• **Recorded data**:
START
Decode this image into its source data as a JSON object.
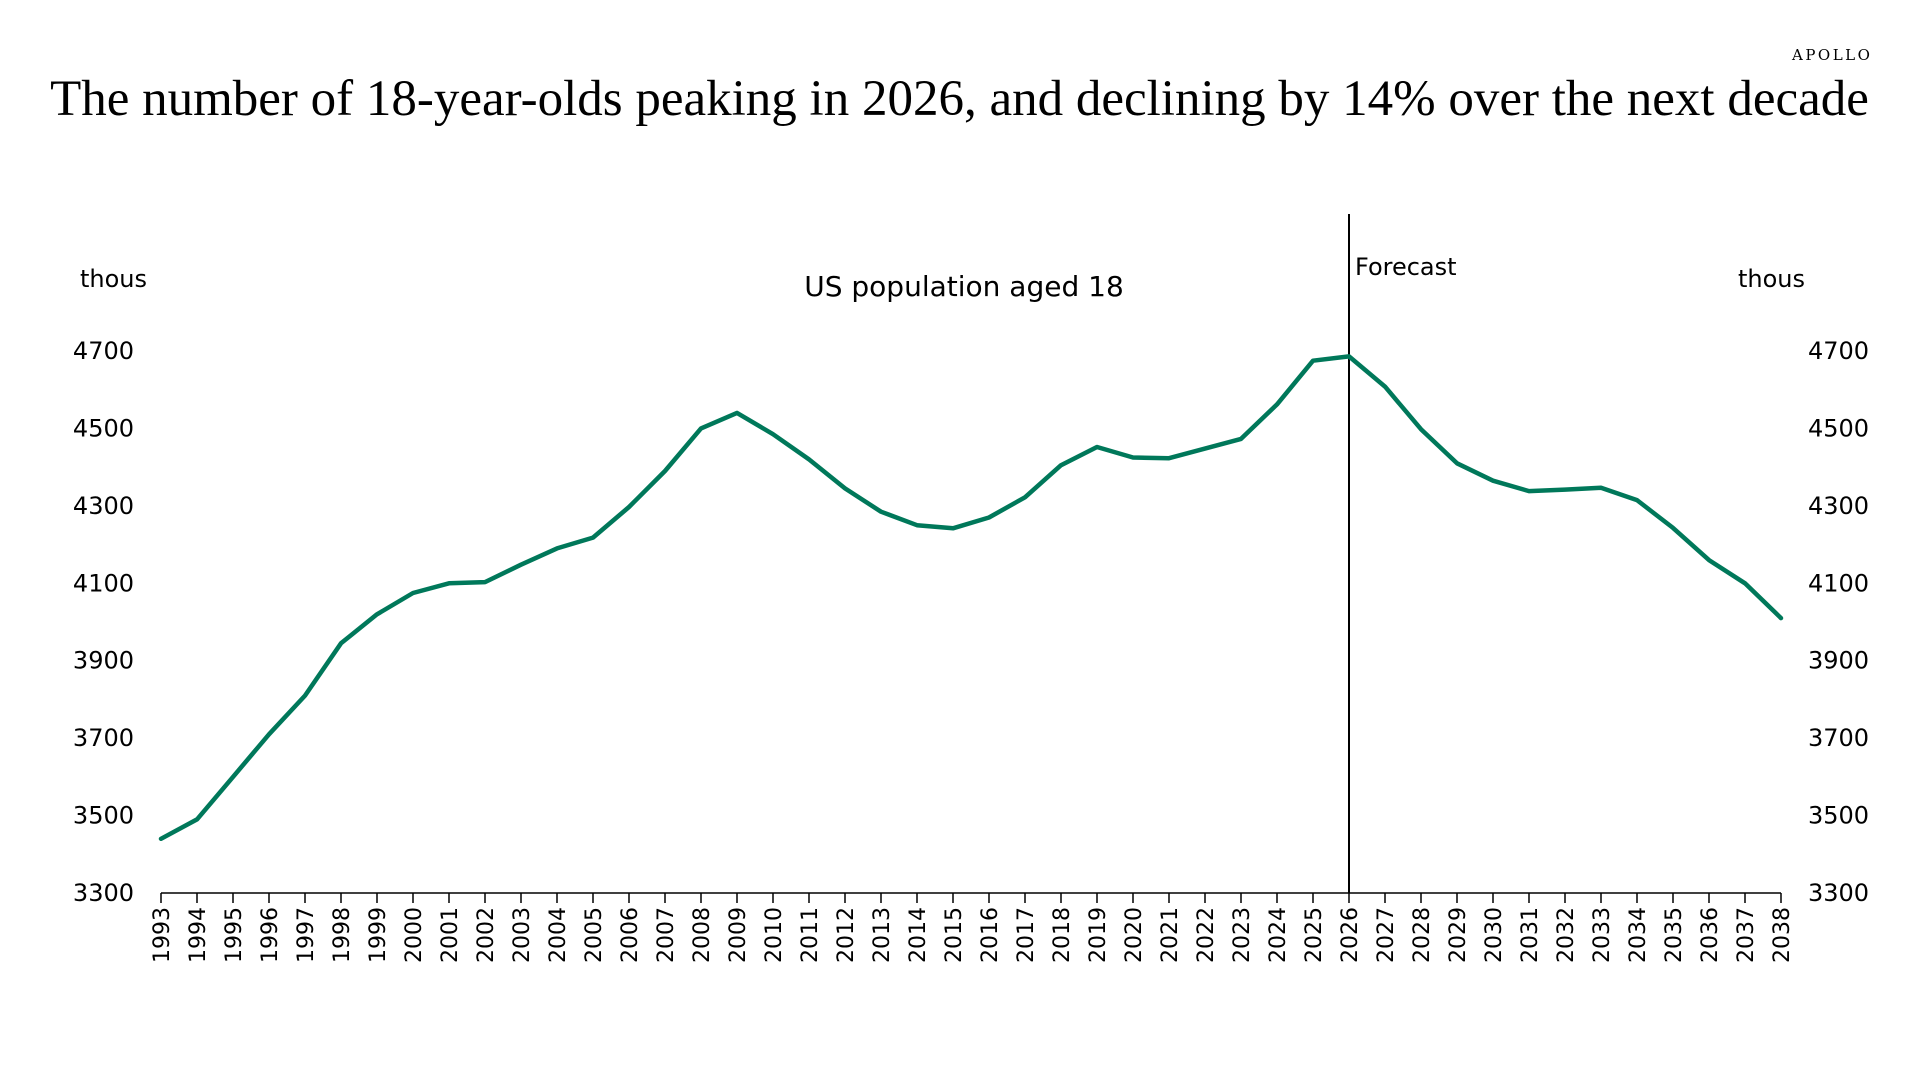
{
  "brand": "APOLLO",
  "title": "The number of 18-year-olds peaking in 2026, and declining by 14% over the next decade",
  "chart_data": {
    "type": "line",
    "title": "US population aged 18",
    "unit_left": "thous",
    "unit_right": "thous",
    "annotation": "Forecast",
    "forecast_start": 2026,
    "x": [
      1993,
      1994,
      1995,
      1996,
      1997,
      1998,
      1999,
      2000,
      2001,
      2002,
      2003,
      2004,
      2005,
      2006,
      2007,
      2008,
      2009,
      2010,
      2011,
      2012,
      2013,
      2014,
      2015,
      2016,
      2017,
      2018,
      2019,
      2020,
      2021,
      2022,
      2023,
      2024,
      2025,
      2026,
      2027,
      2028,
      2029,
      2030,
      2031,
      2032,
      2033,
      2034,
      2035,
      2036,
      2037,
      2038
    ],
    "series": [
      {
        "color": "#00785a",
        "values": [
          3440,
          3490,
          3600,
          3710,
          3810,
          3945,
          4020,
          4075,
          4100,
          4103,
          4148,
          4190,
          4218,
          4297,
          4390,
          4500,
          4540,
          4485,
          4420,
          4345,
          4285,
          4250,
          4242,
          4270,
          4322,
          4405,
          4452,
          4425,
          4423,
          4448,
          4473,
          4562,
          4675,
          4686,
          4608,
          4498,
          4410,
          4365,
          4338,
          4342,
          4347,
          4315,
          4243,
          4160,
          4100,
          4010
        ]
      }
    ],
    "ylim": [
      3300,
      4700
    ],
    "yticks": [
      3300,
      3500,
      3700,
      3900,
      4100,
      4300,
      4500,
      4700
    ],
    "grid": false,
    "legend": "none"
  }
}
END
• **Task description**: Output a faithful copy of the data, with each picture left out.

• **Task response**:
Decode this image into its source data as a JSON object.
{
  "brand": "APOLLO",
  "title": "The number of 18-year-olds peaking in 2026, and declining by 14% over the next decade",
  "chart_data": {
    "type": "line",
    "title": "US population aged 18",
    "unit_left": "thous",
    "unit_right": "thous",
    "annotation": "Forecast",
    "forecast_start": 2026,
    "x": [
      1993,
      1994,
      1995,
      1996,
      1997,
      1998,
      1999,
      2000,
      2001,
      2002,
      2003,
      2004,
      2005,
      2006,
      2007,
      2008,
      2009,
      2010,
      2011,
      2012,
      2013,
      2014,
      2015,
      2016,
      2017,
      2018,
      2019,
      2020,
      2021,
      2022,
      2023,
      2024,
      2025,
      2026,
      2027,
      2028,
      2029,
      2030,
      2031,
      2032,
      2033,
      2034,
      2035,
      2036,
      2037,
      2038
    ],
    "series": [
      {
        "color": "#00785a",
        "values": [
          3440,
          3490,
          3600,
          3710,
          3810,
          3945,
          4020,
          4075,
          4100,
          4103,
          4148,
          4190,
          4218,
          4297,
          4390,
          4500,
          4540,
          4485,
          4420,
          4345,
          4285,
          4250,
          4242,
          4270,
          4322,
          4405,
          4452,
          4425,
          4423,
          4448,
          4473,
          4562,
          4675,
          4686,
          4608,
          4498,
          4410,
          4365,
          4338,
          4342,
          4347,
          4315,
          4243,
          4160,
          4100,
          4010
        ]
      }
    ],
    "ylim": [
      3300,
      4700
    ],
    "yticks": [
      3300,
      3500,
      3700,
      3900,
      4100,
      4300,
      4500,
      4700
    ],
    "grid": false,
    "legend": "none"
  }
}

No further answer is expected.